== What to work on ==
**A)** Please transcribe the stretch of the article on veteran homelessness from "CHULA VISTA, Calif. (AP)" through "to end homelessness among veterans by 2015.".
**B)** According to the article on veteran homelessness, how long did Lute sleep in the bushes outside the police department?

In this Oct. 9, 2012 picture, veteran Arthur Lute holds his is 5-month-old son Evan in his one-bedroom apartment in Chula Vista, Calif. Lute's arduous journey from his days as a U.S. Marine to his nights sleeping on the streets illustrates the challenge the Obama administration faces to make good on its audacious promise: End homelessness among veterans by 2015. (AP Photo/Gregory Bull)
CHULA VISTA, Calif. (AP) -- Arthur Lute's arduous journey from his days as a U.S. Marine to his nights sleeping on the streets illustrates the challenge for the Obama administration to fulfill its promise to end homelessness among veterans by 2015.
Lute has post-traumatic stress disorder from the 1983 bombing of the Marine barracks in Lebanon. He spent years drifting through jobs, two years in prison for assault, then 15 months sleeping in the bushes outside the police department of this city south of San Diego.
Today, he lives in a $1235 a month, two-bedroom apartment in a working-class neighborhood. The federal government pays nearly 80 percent of the rent and mostly covers the cost of medicines for his depression, high blood pressure, and other health problems. State-funded programs pay for doctor's appointments for his 6-month-old son and therapy for his wife, who he said is bipolar.
Lute receives a Social Security check and food stamps. A Department of Veterans Affairs case manager communicates with him regularly and helps avert crises.

== Data excerpts ==

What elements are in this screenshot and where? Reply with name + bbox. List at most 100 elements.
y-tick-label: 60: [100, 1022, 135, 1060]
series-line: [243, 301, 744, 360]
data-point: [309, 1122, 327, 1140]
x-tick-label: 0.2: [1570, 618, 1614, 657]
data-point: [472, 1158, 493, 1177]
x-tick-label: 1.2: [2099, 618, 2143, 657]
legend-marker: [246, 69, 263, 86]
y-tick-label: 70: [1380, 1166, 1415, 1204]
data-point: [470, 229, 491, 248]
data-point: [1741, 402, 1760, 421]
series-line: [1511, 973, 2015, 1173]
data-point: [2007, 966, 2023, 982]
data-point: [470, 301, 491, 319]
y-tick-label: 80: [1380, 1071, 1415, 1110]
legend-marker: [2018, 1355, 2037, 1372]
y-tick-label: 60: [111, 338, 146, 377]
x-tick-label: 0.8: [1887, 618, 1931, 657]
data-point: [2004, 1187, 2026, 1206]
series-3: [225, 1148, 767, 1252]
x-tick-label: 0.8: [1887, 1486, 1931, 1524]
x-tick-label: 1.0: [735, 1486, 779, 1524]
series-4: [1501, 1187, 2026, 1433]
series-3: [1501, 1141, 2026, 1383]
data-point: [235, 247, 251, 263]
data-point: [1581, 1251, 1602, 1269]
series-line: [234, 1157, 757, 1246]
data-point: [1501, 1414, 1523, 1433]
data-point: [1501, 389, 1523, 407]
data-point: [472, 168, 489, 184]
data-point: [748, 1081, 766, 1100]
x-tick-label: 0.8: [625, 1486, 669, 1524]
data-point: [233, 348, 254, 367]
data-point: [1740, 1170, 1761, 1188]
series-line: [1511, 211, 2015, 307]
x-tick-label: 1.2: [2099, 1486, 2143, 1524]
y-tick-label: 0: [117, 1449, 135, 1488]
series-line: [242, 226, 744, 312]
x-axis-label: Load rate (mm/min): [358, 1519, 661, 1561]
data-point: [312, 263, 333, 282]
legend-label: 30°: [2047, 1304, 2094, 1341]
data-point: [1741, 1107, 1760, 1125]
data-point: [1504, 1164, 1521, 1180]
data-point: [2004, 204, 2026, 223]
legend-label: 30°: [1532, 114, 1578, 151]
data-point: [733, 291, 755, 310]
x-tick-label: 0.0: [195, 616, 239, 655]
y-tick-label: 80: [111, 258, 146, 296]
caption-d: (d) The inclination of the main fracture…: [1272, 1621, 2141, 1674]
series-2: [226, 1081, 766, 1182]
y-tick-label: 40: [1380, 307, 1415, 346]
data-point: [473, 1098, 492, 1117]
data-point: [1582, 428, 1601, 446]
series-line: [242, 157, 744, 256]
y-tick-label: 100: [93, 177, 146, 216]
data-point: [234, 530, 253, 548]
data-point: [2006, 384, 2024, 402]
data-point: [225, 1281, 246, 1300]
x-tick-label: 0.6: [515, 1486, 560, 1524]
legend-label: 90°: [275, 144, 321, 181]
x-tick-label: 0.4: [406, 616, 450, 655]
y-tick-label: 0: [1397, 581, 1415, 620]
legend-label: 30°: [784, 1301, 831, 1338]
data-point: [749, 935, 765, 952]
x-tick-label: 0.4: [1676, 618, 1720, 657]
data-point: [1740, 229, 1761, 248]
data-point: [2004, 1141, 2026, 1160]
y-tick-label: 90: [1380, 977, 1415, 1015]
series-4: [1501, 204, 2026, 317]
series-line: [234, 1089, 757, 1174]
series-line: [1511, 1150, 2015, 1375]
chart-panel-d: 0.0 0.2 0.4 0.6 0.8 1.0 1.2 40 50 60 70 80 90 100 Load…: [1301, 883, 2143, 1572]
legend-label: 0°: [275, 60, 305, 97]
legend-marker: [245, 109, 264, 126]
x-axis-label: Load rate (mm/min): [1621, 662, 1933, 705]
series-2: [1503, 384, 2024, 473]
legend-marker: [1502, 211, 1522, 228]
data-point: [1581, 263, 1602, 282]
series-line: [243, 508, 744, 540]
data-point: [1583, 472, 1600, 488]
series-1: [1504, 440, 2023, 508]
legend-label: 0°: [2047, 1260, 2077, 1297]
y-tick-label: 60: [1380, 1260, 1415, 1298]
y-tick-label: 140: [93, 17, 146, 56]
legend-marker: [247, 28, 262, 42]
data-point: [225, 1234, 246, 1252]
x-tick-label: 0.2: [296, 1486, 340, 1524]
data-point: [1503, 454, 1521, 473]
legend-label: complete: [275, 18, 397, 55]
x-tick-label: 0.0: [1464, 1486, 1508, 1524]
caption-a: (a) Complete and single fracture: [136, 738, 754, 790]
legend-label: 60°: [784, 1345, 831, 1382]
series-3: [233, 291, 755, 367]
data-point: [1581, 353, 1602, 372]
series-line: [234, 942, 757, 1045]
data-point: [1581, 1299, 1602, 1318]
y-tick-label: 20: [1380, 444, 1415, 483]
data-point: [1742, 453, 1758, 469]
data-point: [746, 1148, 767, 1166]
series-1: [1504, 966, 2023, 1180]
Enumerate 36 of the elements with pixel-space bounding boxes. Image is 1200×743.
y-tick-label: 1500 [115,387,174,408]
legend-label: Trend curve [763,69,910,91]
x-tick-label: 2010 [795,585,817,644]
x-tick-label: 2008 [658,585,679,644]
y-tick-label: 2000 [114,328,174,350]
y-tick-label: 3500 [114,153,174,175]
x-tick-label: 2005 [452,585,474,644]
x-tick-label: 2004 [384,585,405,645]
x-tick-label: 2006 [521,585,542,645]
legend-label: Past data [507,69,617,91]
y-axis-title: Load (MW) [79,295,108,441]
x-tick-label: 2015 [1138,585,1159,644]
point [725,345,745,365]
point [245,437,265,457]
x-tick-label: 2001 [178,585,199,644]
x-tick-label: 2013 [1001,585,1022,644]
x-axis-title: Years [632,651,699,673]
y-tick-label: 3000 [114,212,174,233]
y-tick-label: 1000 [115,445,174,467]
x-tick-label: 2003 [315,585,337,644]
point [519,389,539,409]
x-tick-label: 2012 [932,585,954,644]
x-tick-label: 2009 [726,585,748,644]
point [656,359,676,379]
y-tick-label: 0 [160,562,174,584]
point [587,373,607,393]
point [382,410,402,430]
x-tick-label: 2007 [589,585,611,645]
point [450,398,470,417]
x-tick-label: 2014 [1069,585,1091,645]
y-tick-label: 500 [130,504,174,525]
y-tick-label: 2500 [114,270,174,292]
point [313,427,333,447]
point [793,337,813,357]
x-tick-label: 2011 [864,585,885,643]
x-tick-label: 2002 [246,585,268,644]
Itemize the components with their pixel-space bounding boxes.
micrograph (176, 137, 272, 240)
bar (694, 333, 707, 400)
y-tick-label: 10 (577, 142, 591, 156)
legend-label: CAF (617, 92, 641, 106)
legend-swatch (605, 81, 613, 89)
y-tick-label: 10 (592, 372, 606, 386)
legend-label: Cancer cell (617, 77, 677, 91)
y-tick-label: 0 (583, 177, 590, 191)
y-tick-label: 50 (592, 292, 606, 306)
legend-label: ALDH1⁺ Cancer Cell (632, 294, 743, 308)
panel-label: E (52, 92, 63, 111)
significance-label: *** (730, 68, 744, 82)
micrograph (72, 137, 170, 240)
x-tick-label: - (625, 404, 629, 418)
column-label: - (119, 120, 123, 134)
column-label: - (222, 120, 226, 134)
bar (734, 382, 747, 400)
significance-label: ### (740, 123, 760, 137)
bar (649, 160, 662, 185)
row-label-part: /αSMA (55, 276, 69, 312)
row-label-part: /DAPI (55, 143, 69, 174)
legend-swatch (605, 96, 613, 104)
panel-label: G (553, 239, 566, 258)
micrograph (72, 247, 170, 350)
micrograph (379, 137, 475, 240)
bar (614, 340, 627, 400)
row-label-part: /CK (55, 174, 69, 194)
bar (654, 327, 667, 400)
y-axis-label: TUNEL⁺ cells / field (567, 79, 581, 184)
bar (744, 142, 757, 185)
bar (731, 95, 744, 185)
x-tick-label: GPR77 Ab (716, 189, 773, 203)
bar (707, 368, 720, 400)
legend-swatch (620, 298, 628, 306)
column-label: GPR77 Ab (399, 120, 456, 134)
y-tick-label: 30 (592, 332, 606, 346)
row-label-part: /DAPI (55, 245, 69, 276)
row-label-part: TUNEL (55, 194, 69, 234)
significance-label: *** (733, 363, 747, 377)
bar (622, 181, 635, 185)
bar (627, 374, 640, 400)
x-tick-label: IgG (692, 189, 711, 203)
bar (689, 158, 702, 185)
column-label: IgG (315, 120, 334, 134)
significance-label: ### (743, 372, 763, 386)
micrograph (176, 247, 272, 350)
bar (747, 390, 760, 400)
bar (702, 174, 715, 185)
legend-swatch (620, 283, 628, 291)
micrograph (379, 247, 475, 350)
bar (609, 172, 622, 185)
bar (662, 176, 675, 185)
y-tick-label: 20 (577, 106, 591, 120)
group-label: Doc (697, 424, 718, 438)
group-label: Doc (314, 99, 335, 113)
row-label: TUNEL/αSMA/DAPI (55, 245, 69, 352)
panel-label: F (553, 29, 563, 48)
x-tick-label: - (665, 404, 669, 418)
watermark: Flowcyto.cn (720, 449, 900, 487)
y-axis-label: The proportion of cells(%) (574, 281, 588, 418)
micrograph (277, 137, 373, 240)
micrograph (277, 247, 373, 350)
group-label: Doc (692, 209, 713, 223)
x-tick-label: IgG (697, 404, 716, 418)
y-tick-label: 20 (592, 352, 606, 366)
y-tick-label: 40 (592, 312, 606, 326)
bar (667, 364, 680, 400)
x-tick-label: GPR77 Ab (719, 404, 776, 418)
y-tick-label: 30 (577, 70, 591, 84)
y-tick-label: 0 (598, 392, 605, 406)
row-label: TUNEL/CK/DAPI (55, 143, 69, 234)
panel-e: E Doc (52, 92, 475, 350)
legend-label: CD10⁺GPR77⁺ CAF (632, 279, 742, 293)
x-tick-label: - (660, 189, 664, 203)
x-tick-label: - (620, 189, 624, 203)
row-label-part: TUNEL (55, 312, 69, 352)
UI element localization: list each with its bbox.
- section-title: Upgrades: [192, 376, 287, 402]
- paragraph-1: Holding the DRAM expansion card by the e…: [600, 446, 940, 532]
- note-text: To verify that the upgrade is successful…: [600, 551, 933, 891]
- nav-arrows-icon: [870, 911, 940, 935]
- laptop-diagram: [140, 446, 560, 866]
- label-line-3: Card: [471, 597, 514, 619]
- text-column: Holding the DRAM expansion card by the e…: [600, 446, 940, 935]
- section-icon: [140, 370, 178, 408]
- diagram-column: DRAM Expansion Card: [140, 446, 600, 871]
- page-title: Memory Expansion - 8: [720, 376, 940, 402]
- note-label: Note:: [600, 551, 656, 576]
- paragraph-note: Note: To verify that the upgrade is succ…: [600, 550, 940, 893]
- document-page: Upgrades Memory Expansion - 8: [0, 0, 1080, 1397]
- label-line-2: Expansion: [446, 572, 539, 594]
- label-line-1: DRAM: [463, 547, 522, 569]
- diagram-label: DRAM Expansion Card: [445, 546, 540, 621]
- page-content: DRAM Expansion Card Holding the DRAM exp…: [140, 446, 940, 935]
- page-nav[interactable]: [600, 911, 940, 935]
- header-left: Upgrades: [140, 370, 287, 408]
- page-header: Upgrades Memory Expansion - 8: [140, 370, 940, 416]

== Results by task ==
**A)**
CHULA VISTA, Calif. (AP) -- Arthur Lute's arduous journey from his days as a U.S. Marine to his nights sleeping on the streets illustrates the challenge for the Obama administration to fulfill its promise to end homelessness among veterans by 2015.

**B)** 15 months